Track down every line below that holds "this" and copy it.

╔══

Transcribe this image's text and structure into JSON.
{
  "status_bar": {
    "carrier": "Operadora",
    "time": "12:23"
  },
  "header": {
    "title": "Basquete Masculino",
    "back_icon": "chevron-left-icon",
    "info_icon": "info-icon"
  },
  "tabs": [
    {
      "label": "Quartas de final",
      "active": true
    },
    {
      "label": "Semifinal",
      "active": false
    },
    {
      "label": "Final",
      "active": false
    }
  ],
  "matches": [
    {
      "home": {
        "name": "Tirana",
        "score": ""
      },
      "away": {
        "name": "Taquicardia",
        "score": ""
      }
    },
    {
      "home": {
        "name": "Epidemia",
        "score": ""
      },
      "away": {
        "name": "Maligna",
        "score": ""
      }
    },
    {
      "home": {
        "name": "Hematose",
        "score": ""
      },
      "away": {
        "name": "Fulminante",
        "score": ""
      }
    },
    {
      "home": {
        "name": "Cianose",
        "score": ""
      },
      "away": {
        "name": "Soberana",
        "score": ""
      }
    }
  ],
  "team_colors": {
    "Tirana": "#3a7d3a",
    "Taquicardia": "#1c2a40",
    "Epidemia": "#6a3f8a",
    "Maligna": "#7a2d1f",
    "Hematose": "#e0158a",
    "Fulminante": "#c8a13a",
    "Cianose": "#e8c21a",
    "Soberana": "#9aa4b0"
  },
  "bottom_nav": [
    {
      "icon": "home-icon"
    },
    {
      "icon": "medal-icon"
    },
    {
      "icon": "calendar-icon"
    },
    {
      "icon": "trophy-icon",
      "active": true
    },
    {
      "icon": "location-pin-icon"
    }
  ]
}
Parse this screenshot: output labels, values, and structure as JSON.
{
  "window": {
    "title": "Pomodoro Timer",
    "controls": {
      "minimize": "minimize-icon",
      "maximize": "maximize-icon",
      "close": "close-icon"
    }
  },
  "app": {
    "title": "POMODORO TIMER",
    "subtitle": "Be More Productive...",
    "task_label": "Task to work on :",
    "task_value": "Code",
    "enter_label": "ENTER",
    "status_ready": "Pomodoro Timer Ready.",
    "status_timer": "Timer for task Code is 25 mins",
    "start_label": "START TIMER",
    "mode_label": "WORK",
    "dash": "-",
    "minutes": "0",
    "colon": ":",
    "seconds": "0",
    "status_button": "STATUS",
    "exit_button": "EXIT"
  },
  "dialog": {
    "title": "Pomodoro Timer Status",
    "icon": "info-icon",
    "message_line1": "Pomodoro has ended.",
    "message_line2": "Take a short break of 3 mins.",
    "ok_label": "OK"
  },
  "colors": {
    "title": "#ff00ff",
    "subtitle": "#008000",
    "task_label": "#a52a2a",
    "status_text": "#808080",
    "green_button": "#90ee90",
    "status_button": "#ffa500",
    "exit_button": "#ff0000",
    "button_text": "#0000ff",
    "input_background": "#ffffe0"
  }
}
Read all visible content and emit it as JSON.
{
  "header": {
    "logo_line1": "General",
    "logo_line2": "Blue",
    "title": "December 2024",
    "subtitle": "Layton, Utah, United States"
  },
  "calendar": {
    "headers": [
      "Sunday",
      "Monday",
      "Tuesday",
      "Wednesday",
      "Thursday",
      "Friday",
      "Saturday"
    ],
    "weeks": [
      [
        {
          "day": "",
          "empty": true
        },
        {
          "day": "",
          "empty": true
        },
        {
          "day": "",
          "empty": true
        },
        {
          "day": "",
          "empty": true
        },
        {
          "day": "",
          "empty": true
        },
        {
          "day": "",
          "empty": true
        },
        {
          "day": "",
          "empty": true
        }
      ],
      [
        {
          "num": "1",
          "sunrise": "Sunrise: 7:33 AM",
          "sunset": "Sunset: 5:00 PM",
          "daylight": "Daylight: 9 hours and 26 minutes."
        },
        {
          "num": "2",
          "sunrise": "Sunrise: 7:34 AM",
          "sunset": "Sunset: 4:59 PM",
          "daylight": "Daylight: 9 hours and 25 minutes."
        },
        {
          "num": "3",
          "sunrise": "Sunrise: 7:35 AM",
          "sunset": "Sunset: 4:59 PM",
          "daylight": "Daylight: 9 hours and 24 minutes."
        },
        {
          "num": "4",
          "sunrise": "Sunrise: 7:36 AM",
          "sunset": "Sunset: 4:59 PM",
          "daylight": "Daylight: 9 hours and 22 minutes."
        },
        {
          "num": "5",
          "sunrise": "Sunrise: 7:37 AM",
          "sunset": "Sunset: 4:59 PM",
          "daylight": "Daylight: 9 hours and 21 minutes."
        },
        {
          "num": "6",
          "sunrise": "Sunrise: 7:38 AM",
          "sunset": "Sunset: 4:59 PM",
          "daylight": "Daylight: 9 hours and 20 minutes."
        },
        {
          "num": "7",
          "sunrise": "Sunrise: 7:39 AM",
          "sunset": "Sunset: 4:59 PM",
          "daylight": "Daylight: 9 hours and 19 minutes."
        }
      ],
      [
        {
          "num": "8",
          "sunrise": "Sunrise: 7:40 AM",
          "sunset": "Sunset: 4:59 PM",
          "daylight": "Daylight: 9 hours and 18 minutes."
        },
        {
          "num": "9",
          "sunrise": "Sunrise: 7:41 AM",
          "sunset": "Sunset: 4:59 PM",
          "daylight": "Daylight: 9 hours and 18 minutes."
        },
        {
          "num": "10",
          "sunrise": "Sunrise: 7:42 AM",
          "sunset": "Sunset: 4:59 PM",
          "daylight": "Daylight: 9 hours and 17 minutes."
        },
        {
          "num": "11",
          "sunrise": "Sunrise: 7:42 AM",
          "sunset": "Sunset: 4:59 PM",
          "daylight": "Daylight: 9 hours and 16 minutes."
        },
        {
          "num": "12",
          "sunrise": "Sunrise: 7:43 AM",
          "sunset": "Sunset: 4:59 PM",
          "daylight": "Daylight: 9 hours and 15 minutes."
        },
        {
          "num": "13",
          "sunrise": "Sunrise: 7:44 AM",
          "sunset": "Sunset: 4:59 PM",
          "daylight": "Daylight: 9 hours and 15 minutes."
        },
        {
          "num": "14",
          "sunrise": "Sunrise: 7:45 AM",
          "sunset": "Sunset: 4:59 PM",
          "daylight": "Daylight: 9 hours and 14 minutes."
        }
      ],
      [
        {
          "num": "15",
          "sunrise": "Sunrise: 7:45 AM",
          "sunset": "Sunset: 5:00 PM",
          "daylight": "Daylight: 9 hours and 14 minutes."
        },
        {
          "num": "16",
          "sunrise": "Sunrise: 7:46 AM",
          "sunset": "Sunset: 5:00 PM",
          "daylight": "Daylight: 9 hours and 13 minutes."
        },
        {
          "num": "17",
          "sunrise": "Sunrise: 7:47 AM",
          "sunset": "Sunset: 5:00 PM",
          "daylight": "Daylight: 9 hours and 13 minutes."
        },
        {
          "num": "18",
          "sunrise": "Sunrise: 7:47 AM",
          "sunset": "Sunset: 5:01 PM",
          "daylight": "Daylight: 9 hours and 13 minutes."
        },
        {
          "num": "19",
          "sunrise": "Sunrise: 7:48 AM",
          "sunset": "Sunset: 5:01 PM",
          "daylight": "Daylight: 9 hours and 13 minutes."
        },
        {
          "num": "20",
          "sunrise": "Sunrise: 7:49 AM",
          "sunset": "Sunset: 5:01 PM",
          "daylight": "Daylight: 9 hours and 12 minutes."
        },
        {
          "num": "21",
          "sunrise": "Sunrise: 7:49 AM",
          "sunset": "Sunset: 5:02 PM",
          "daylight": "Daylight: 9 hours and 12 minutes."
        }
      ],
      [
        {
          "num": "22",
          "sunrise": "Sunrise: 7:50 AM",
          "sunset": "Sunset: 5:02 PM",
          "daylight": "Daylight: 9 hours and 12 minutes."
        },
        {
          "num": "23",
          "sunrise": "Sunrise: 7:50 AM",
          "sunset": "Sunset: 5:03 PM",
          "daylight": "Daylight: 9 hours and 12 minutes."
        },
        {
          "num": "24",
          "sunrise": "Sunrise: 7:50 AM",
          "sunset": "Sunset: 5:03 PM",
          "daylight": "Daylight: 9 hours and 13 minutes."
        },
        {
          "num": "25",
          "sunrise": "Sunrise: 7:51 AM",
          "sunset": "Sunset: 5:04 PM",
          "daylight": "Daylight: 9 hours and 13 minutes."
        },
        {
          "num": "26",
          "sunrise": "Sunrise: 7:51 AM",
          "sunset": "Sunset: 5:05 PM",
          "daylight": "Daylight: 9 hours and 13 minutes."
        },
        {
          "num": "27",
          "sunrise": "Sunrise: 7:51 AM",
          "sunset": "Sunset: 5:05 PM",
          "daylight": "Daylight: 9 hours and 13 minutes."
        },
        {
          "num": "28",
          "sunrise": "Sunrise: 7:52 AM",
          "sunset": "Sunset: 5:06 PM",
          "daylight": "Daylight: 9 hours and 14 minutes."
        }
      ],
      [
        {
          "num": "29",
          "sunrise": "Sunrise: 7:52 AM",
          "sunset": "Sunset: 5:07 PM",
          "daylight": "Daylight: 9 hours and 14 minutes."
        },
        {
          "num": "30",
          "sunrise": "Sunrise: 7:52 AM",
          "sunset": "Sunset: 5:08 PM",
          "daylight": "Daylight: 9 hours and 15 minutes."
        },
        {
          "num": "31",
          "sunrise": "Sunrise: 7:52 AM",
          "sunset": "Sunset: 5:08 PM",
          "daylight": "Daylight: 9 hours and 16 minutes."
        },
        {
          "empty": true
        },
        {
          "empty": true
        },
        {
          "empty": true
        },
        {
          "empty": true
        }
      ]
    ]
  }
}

╚══

Task solution —
Transcribe this image's text and structure into JSON.
Parse this screenshot: output labels, values, and structure as JSON.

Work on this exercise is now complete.